• **REQUIRED WORK**
Leaving out the pictures, retype all the material exactly.

• **PROVIDED RECORDS**

***

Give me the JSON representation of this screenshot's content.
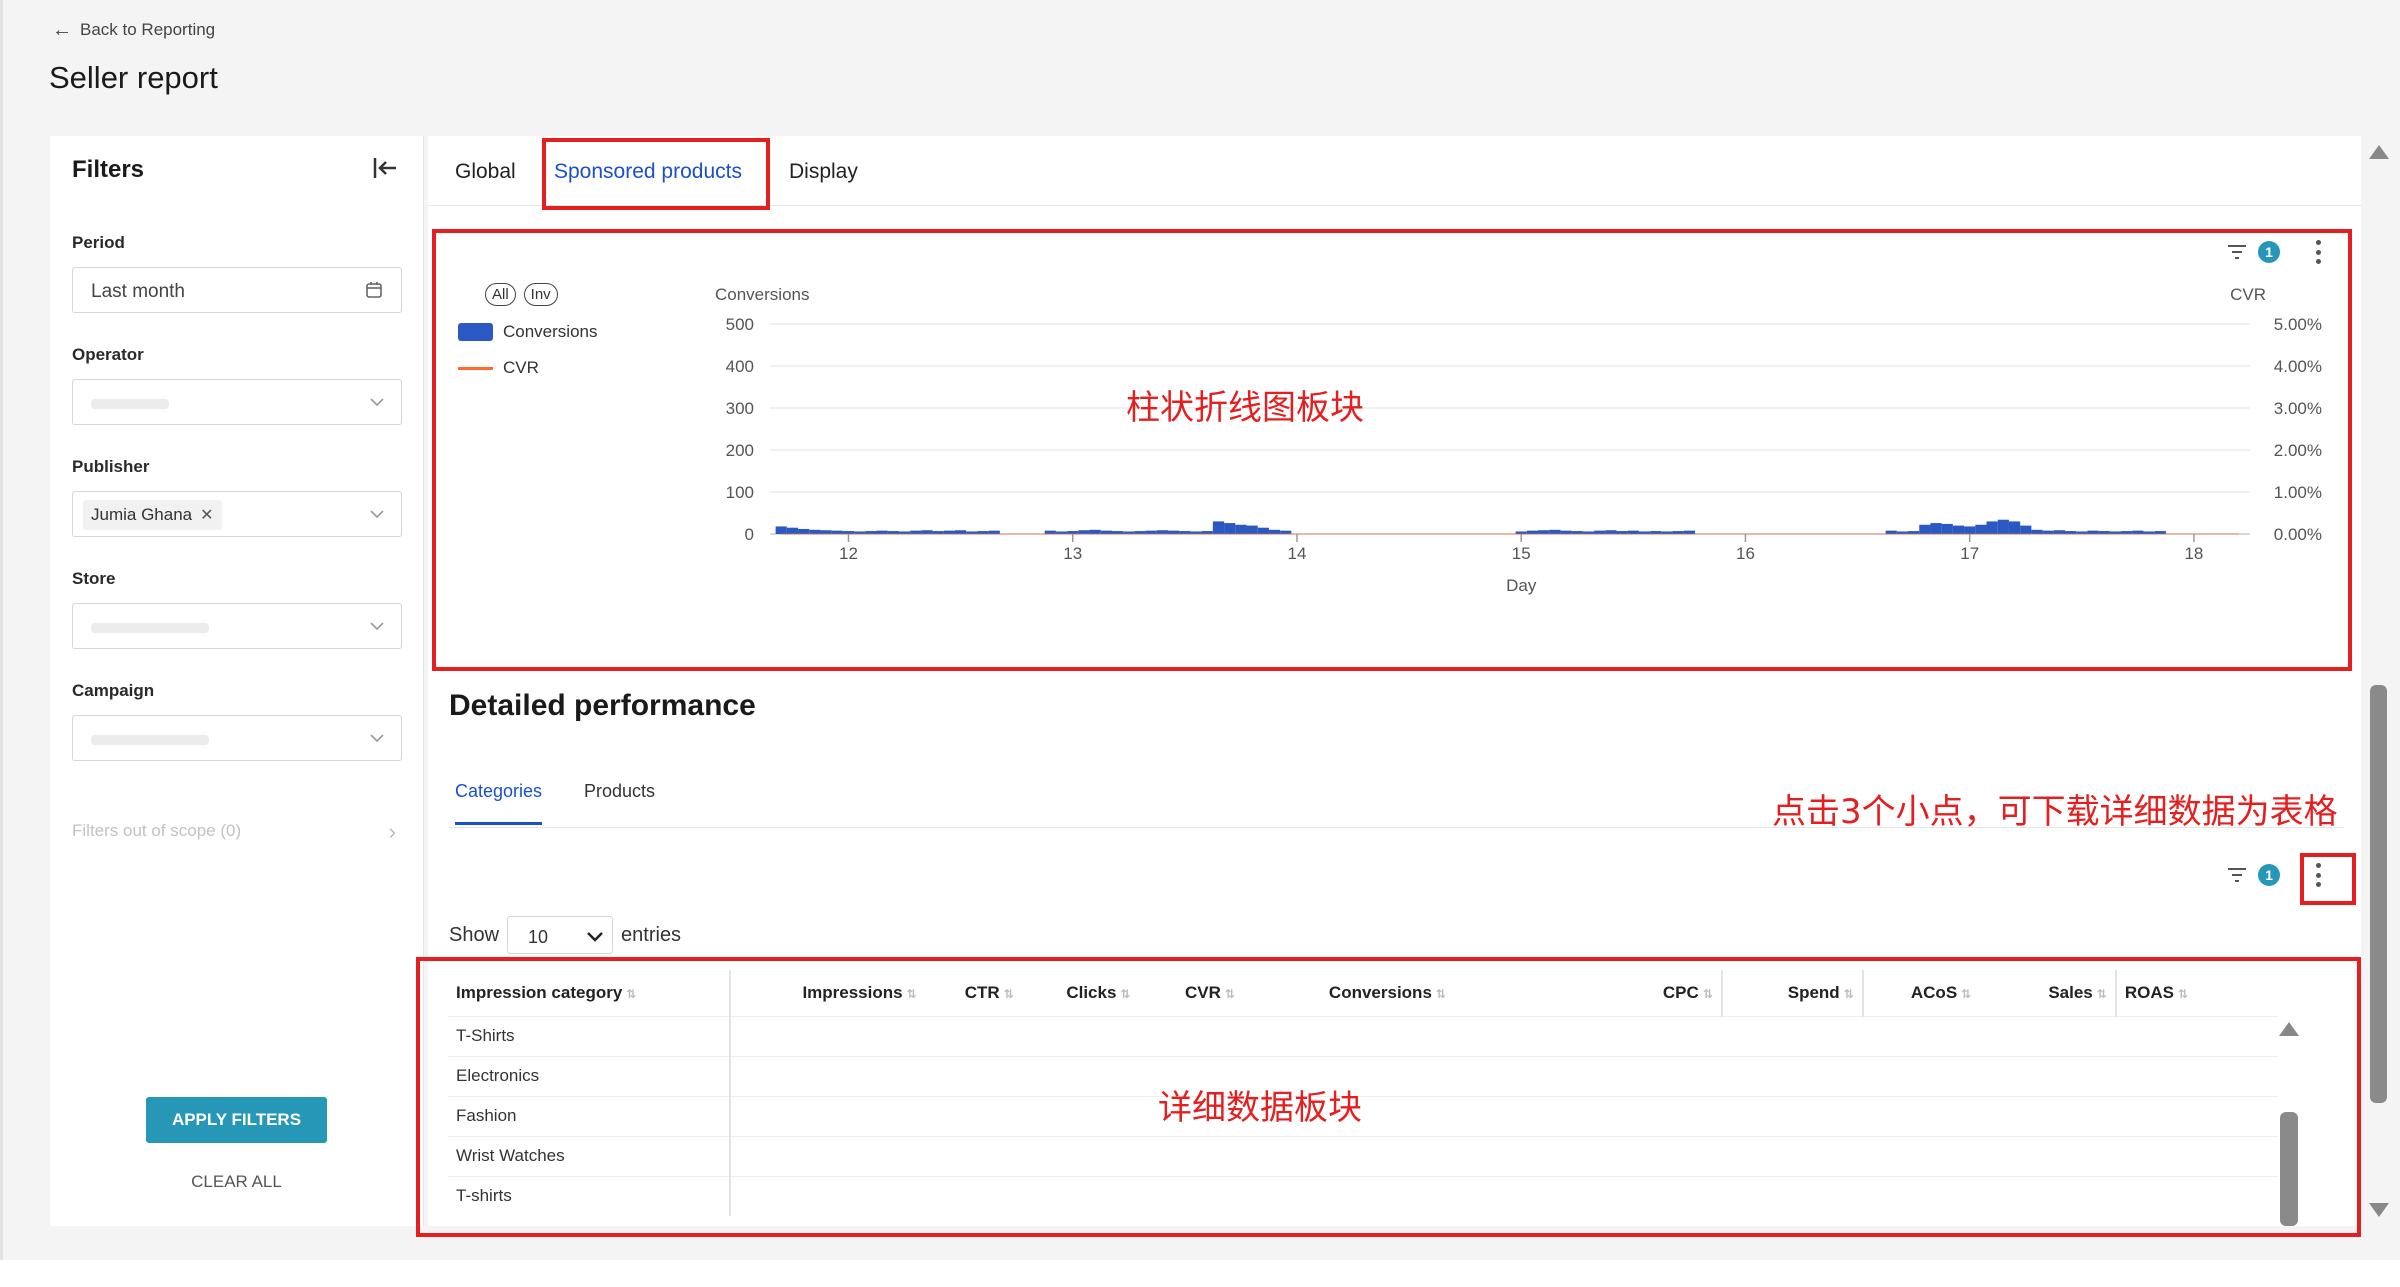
{
  "header": {
    "back_label": "Back to Reporting",
    "page_title": "Seller report"
  },
  "filters": {
    "title": "Filters",
    "period": {
      "label": "Period",
      "value": "Last month"
    },
    "operator": {
      "label": "Operator"
    },
    "publisher": {
      "label": "Publisher",
      "chip": "Jumia Ghana"
    },
    "store": {
      "label": "Store"
    },
    "campaign": {
      "label": "Campaign"
    },
    "out_of_scope": "Filters out of scope (0)",
    "apply_label": "APPLY FILTERS",
    "clear_label": "CLEAR ALL"
  },
  "main_tabs": [
    {
      "label": "Global"
    },
    {
      "label": "Sponsored products"
    },
    {
      "label": "Display"
    }
  ],
  "toolbar": {
    "filter_count": "1"
  },
  "chart_legend": {
    "pill_all": "All",
    "pill_inv": "Inv"
  },
  "chart_data": {
    "type": "bar",
    "title": "",
    "xlabel": "Day",
    "ylabel": "Conversions",
    "y2label": "CVR",
    "ylim": [
      0,
      500
    ],
    "y2lim": [
      0,
      5
    ],
    "yticks": [
      "500",
      "400",
      "300",
      "200",
      "100",
      "0"
    ],
    "y2ticks": [
      "5.00%",
      "4.00%",
      "3.00%",
      "2.00%",
      "1.00%",
      "0.00%"
    ],
    "xticks": [
      12,
      13,
      14,
      15,
      16,
      17,
      18
    ],
    "xlim": [
      11.65,
      18.25
    ],
    "legend": "left",
    "grid": true,
    "series": [
      {
        "name": "Conversions",
        "kind": "bar",
        "color": "#2b59c3",
        "x": [
          11.7,
          11.75,
          11.8,
          11.85,
          11.9,
          11.95,
          12.0,
          12.05,
          12.1,
          12.15,
          12.2,
          12.25,
          12.3,
          12.35,
          12.4,
          12.45,
          12.5,
          12.55,
          12.6,
          12.65,
          12.9,
          12.95,
          13.0,
          13.05,
          13.1,
          13.15,
          13.2,
          13.25,
          13.3,
          13.35,
          13.4,
          13.45,
          13.5,
          13.55,
          13.6,
          13.65,
          13.7,
          13.75,
          13.8,
          13.85,
          13.9,
          13.95,
          15.0,
          15.05,
          15.1,
          15.15,
          15.2,
          15.25,
          15.3,
          15.35,
          15.4,
          15.45,
          15.5,
          15.55,
          15.6,
          15.65,
          15.7,
          15.75,
          16.65,
          16.7,
          16.75,
          16.8,
          16.85,
          16.9,
          16.95,
          17.0,
          17.05,
          17.1,
          17.15,
          17.2,
          17.25,
          17.3,
          17.35,
          17.4,
          17.45,
          17.5,
          17.55,
          17.6,
          17.65,
          17.7,
          17.75,
          17.8,
          17.85
        ],
        "values": [
          18,
          15,
          12,
          10,
          9,
          8,
          7,
          6,
          7,
          8,
          7,
          6,
          8,
          9,
          7,
          8,
          9,
          6,
          7,
          8,
          8,
          6,
          7,
          9,
          10,
          8,
          7,
          6,
          7,
          8,
          9,
          8,
          7,
          6,
          7,
          30,
          26,
          22,
          20,
          15,
          10,
          8,
          6,
          8,
          9,
          10,
          8,
          7,
          6,
          8,
          9,
          7,
          8,
          6,
          7,
          6,
          7,
          8,
          8,
          6,
          7,
          22,
          26,
          24,
          20,
          18,
          22,
          30,
          34,
          30,
          20,
          10,
          8,
          9,
          7,
          6,
          8,
          7,
          6,
          7,
          8,
          6,
          7
        ]
      },
      {
        "name": "CVR",
        "kind": "line",
        "color": "#ff6b2c",
        "axis": "right",
        "x": [
          11.7,
          18.2
        ],
        "values": [
          0,
          0
        ]
      }
    ]
  },
  "detail": {
    "title": "Detailed performance",
    "tabs": [
      {
        "label": "Categories"
      },
      {
        "label": "Products"
      }
    ],
    "show_label": "Show",
    "show_value": "10",
    "entries_label": "entries",
    "columns": [
      "Impression category",
      "Impressions",
      "CTR",
      "Clicks",
      "CVR",
      "Conversions",
      "CPC",
      "Spend",
      "ACoS",
      "Sales",
      "ROAS"
    ],
    "rows": [
      "T-Shirts",
      "Electronics",
      "Fashion",
      "Wrist Watches",
      "T-shirts"
    ]
  },
  "annotations": {
    "chart_block": "柱状折线图板块",
    "download_hint": "点击3个小点，可下载详细数据为表格",
    "table_block": "详细数据板块"
  },
  "colors": {
    "accent": "#1a4fcf",
    "button": "#2797b8",
    "bar": "#2b59c3",
    "line": "#ff6b2c",
    "annotation": "#e51f1f"
  }
}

***

• **EXPECTED ANSWER**
Give me the JSON representation of this screenshot's content.
{
  "header": {
    "back_label": "Back to Reporting",
    "page_title": "Seller report"
  },
  "filters": {
    "title": "Filters",
    "period": {
      "label": "Period",
      "value": "Last month"
    },
    "operator": {
      "label": "Operator"
    },
    "publisher": {
      "label": "Publisher",
      "chip": "Jumia Ghana"
    },
    "store": {
      "label": "Store"
    },
    "campaign": {
      "label": "Campaign"
    },
    "out_of_scope": "Filters out of scope (0)",
    "apply_label": "APPLY FILTERS",
    "clear_label": "CLEAR ALL"
  },
  "main_tabs": [
    {
      "label": "Global"
    },
    {
      "label": "Sponsored products"
    },
    {
      "label": "Display"
    }
  ],
  "toolbar": {
    "filter_count": "1"
  },
  "chart_legend": {
    "pill_all": "All",
    "pill_inv": "Inv"
  },
  "chart_data": {
    "type": "bar",
    "title": "",
    "xlabel": "Day",
    "ylabel": "Conversions",
    "y2label": "CVR",
    "ylim": [
      0,
      500
    ],
    "y2lim": [
      0,
      5
    ],
    "yticks": [
      "500",
      "400",
      "300",
      "200",
      "100",
      "0"
    ],
    "y2ticks": [
      "5.00%",
      "4.00%",
      "3.00%",
      "2.00%",
      "1.00%",
      "0.00%"
    ],
    "xticks": [
      12,
      13,
      14,
      15,
      16,
      17,
      18
    ],
    "xlim": [
      11.65,
      18.25
    ],
    "legend": "left",
    "grid": true,
    "series": [
      {
        "name": "Conversions",
        "kind": "bar",
        "color": "#2b59c3",
        "x": [
          11.7,
          11.75,
          11.8,
          11.85,
          11.9,
          11.95,
          12.0,
          12.05,
          12.1,
          12.15,
          12.2,
          12.25,
          12.3,
          12.35,
          12.4,
          12.45,
          12.5,
          12.55,
          12.6,
          12.65,
          12.9,
          12.95,
          13.0,
          13.05,
          13.1,
          13.15,
          13.2,
          13.25,
          13.3,
          13.35,
          13.4,
          13.45,
          13.5,
          13.55,
          13.6,
          13.65,
          13.7,
          13.75,
          13.8,
          13.85,
          13.9,
          13.95,
          15.0,
          15.05,
          15.1,
          15.15,
          15.2,
          15.25,
          15.3,
          15.35,
          15.4,
          15.45,
          15.5,
          15.55,
          15.6,
          15.65,
          15.7,
          15.75,
          16.65,
          16.7,
          16.75,
          16.8,
          16.85,
          16.9,
          16.95,
          17.0,
          17.05,
          17.1,
          17.15,
          17.2,
          17.25,
          17.3,
          17.35,
          17.4,
          17.45,
          17.5,
          17.55,
          17.6,
          17.65,
          17.7,
          17.75,
          17.8,
          17.85
        ],
        "values": [
          18,
          15,
          12,
          10,
          9,
          8,
          7,
          6,
          7,
          8,
          7,
          6,
          8,
          9,
          7,
          8,
          9,
          6,
          7,
          8,
          8,
          6,
          7,
          9,
          10,
          8,
          7,
          6,
          7,
          8,
          9,
          8,
          7,
          6,
          7,
          30,
          26,
          22,
          20,
          15,
          10,
          8,
          6,
          8,
          9,
          10,
          8,
          7,
          6,
          8,
          9,
          7,
          8,
          6,
          7,
          6,
          7,
          8,
          8,
          6,
          7,
          22,
          26,
          24,
          20,
          18,
          22,
          30,
          34,
          30,
          20,
          10,
          8,
          9,
          7,
          6,
          8,
          7,
          6,
          7,
          8,
          6,
          7
        ]
      },
      {
        "name": "CVR",
        "kind": "line",
        "color": "#ff6b2c",
        "axis": "right",
        "x": [
          11.7,
          18.2
        ],
        "values": [
          0,
          0
        ]
      }
    ]
  },
  "detail": {
    "title": "Detailed performance",
    "tabs": [
      {
        "label": "Categories"
      },
      {
        "label": "Products"
      }
    ],
    "show_label": "Show",
    "show_value": "10",
    "entries_label": "entries",
    "columns": [
      "Impression category",
      "Impressions",
      "CTR",
      "Clicks",
      "CVR",
      "Conversions",
      "CPC",
      "Spend",
      "ACoS",
      "Sales",
      "ROAS"
    ],
    "rows": [
      "T-Shirts",
      "Electronics",
      "Fashion",
      "Wrist Watches",
      "T-shirts"
    ]
  },
  "annotations": {
    "chart_block": "柱状折线图板块",
    "download_hint": "点击3个小点，可下载详细数据为表格",
    "table_block": "详细数据板块"
  },
  "colors": {
    "accent": "#1a4fcf",
    "button": "#2797b8",
    "bar": "#2b59c3",
    "line": "#ff6b2c",
    "annotation": "#e51f1f"
  }
}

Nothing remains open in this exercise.